Given task: Work out how many lines of the listing hold the string "name". Answer with that number alone.

Stored data:
== == ==
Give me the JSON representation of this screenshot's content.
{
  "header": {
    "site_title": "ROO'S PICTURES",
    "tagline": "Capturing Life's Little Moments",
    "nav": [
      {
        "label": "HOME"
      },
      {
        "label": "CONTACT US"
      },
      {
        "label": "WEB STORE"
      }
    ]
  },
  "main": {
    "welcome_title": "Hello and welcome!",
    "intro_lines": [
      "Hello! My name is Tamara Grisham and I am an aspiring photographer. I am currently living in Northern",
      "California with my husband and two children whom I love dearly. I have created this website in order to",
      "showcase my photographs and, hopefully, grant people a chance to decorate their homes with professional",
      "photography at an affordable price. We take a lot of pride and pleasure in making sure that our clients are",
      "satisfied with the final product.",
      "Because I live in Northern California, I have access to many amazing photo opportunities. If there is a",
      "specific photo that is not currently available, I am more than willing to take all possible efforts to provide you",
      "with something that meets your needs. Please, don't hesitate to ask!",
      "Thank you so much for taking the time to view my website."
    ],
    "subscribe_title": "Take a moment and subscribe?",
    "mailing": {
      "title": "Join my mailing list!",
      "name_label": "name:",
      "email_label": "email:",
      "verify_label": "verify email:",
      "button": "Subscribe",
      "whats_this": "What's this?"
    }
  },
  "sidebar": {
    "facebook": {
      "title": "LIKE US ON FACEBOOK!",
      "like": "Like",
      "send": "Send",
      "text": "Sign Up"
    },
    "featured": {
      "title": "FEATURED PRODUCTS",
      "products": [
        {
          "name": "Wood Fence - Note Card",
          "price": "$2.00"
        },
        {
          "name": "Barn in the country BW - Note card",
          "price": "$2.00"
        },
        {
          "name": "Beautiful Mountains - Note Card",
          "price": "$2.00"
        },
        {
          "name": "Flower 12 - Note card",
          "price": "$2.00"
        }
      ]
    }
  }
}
== == ==
Problem solution: 6